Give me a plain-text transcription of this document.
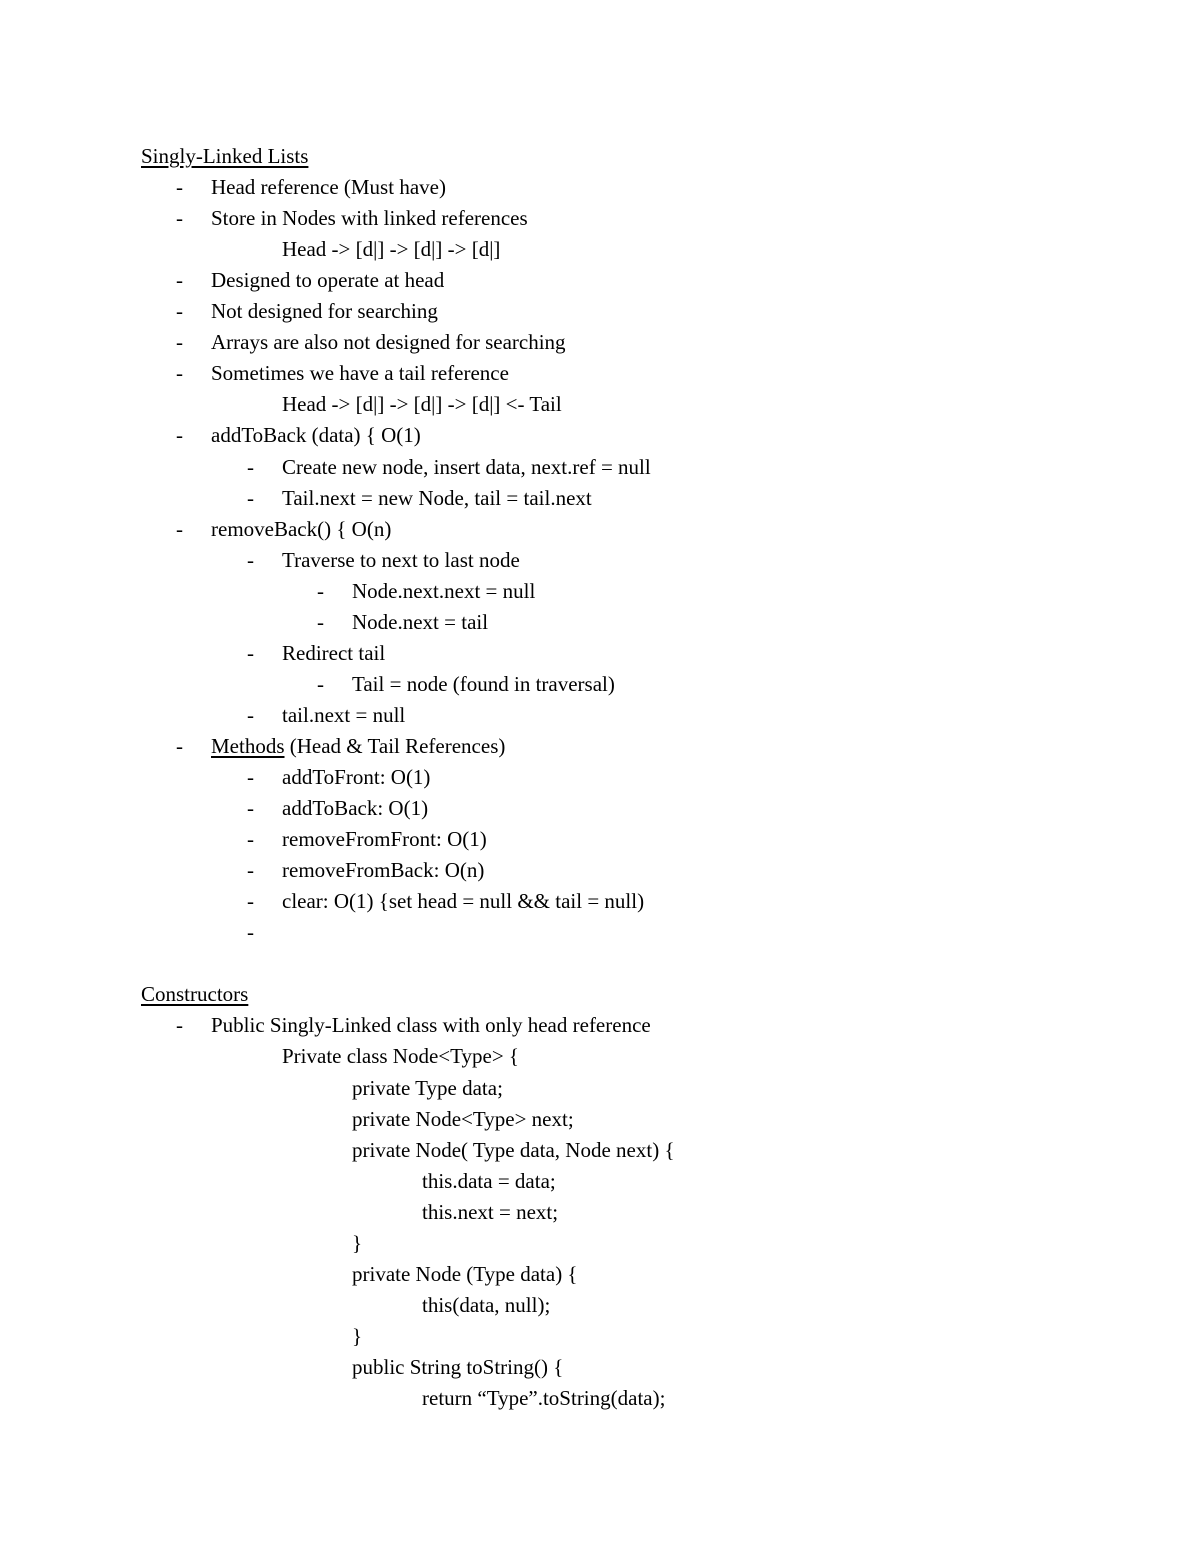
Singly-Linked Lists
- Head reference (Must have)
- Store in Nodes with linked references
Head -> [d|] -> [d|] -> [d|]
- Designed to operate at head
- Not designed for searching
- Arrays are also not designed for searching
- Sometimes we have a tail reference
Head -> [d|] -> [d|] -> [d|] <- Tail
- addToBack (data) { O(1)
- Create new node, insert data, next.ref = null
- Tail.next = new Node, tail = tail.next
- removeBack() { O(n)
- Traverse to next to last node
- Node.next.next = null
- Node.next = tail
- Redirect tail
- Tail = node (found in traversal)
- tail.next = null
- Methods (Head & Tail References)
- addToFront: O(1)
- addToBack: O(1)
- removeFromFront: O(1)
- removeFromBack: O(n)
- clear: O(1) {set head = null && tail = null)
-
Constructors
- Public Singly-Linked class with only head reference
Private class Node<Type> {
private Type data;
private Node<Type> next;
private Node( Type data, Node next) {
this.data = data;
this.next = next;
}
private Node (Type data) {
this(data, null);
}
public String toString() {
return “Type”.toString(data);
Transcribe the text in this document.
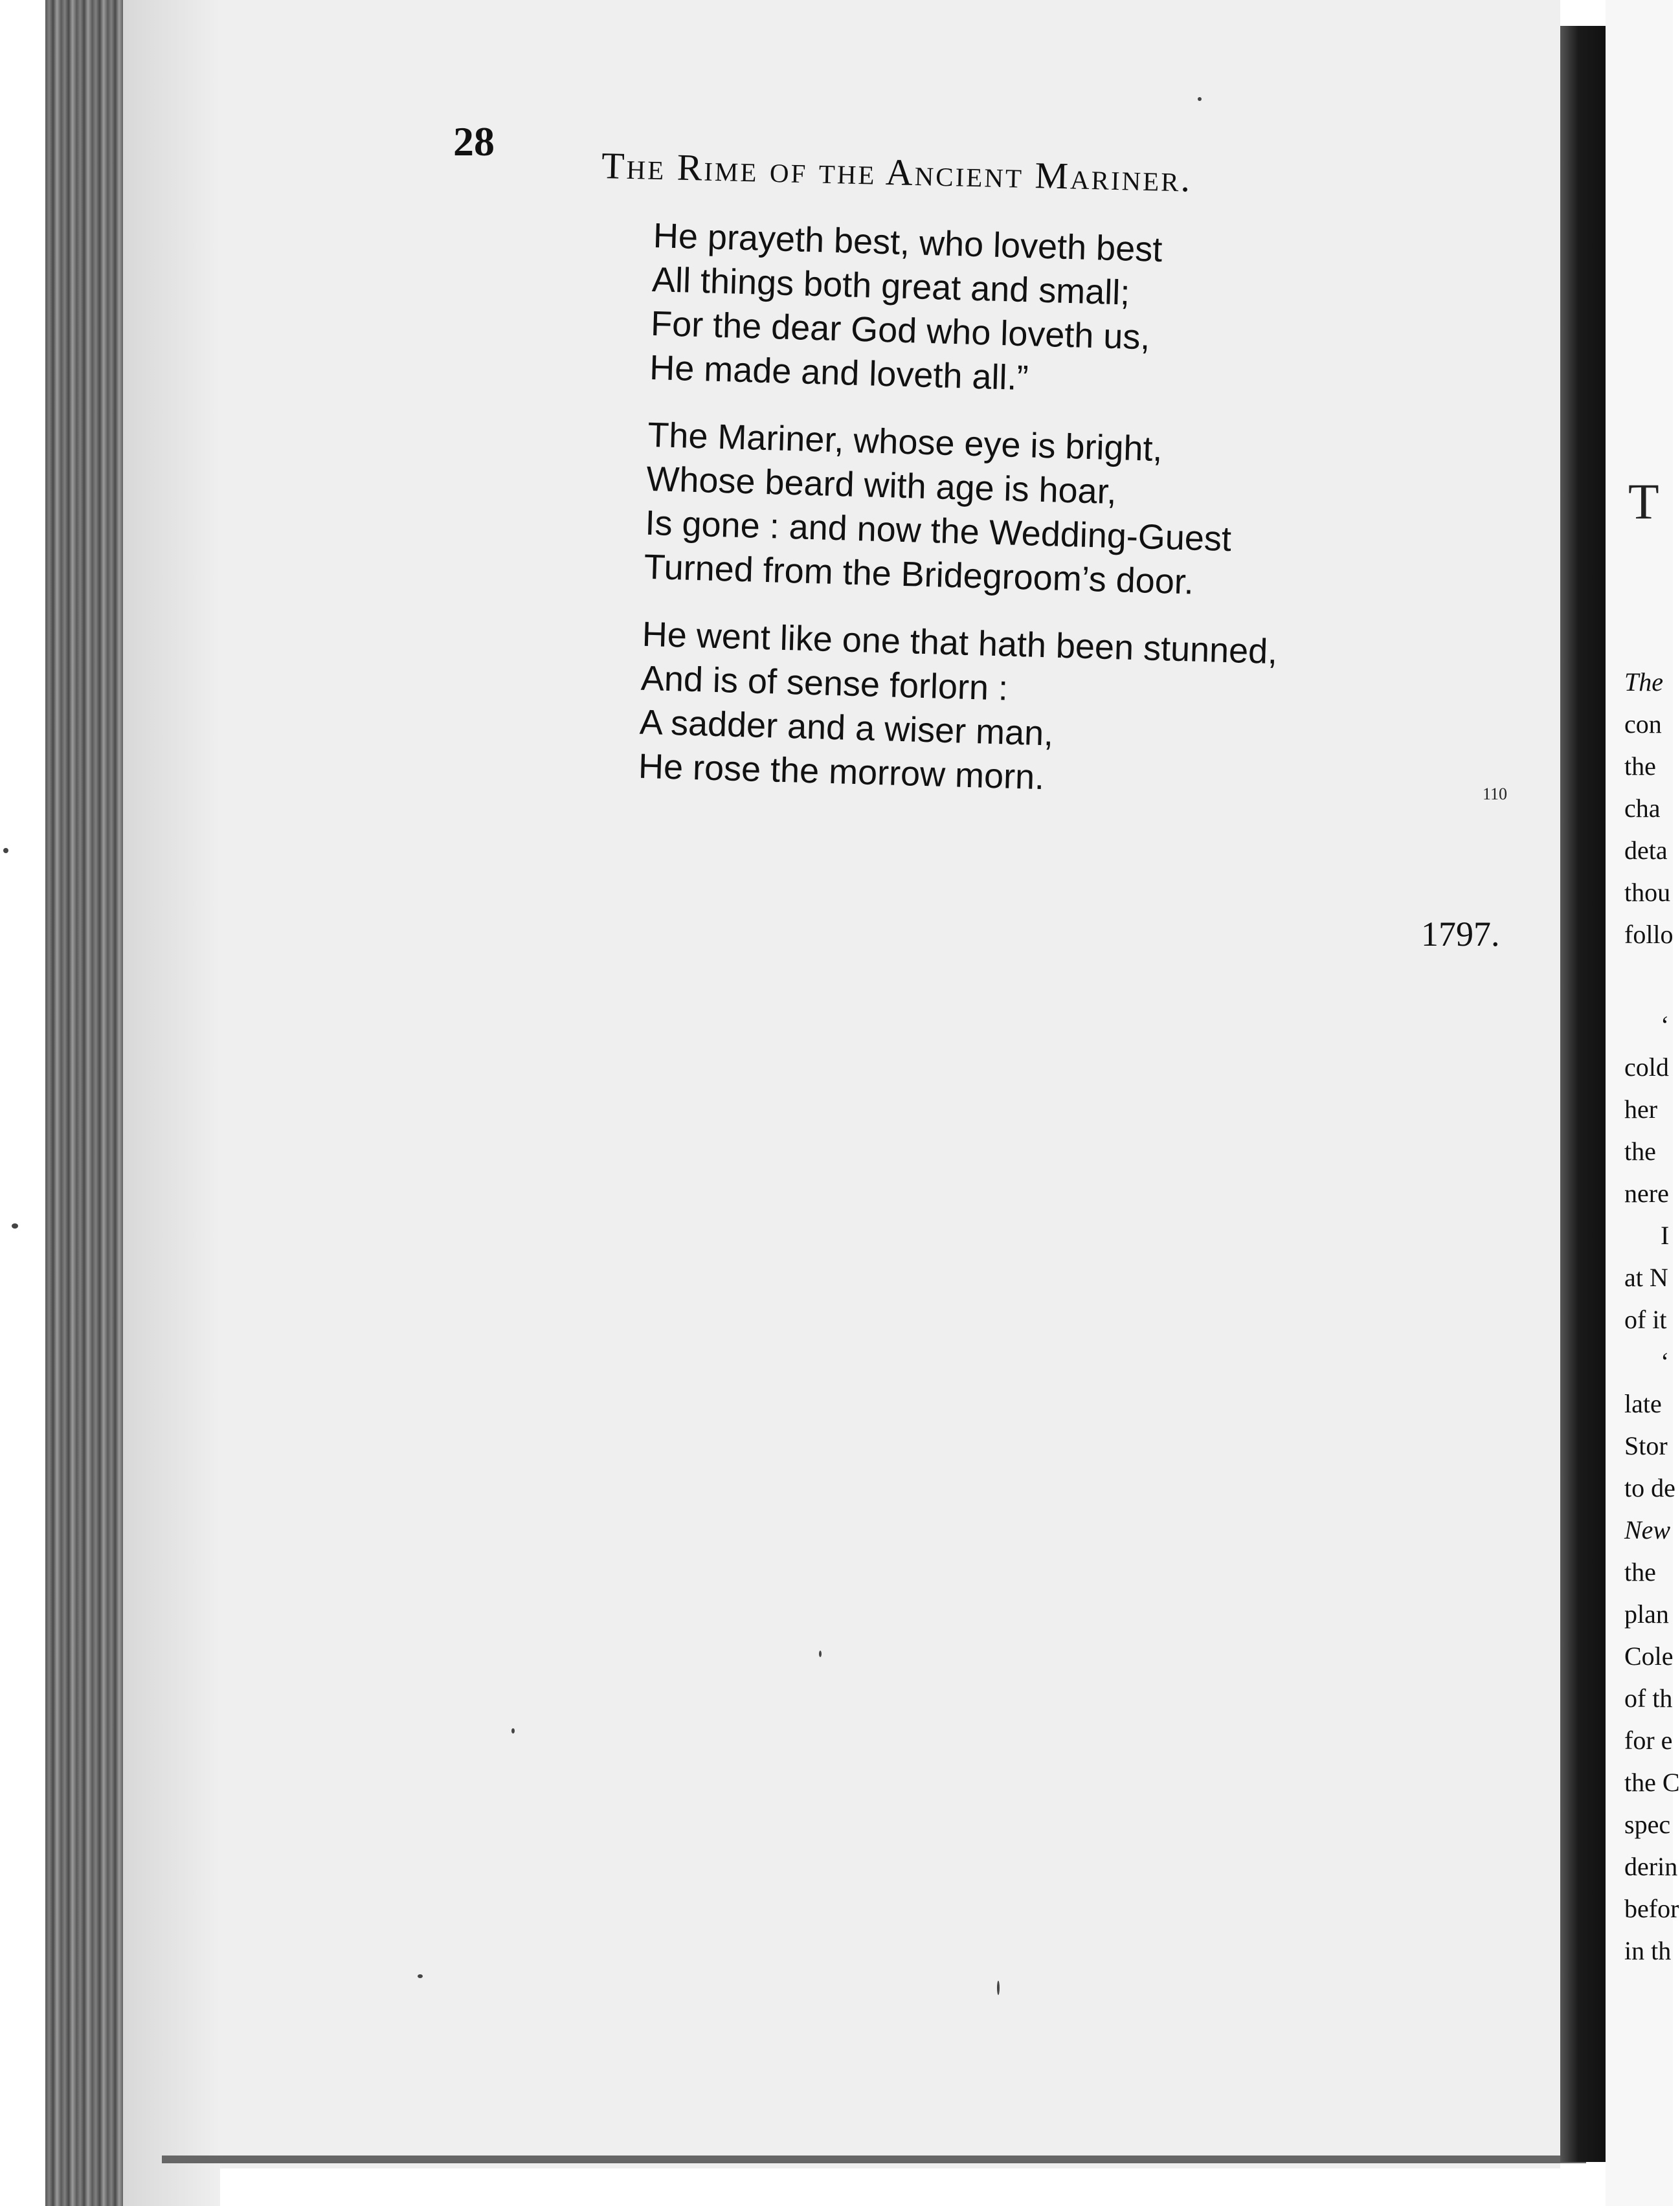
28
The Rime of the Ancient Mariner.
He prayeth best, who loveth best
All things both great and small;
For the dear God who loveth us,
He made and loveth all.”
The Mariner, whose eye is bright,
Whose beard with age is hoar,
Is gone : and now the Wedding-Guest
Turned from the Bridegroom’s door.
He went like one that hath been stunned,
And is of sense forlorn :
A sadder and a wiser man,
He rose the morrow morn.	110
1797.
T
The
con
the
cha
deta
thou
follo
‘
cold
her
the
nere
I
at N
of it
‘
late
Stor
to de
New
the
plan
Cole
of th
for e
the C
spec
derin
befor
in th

## Problem to work on
Using the records given above, list every line that includes the word "Mariner".

## Exercise response
The Rime of the Ancient Mariner.
The Mariner, whose eye is bright,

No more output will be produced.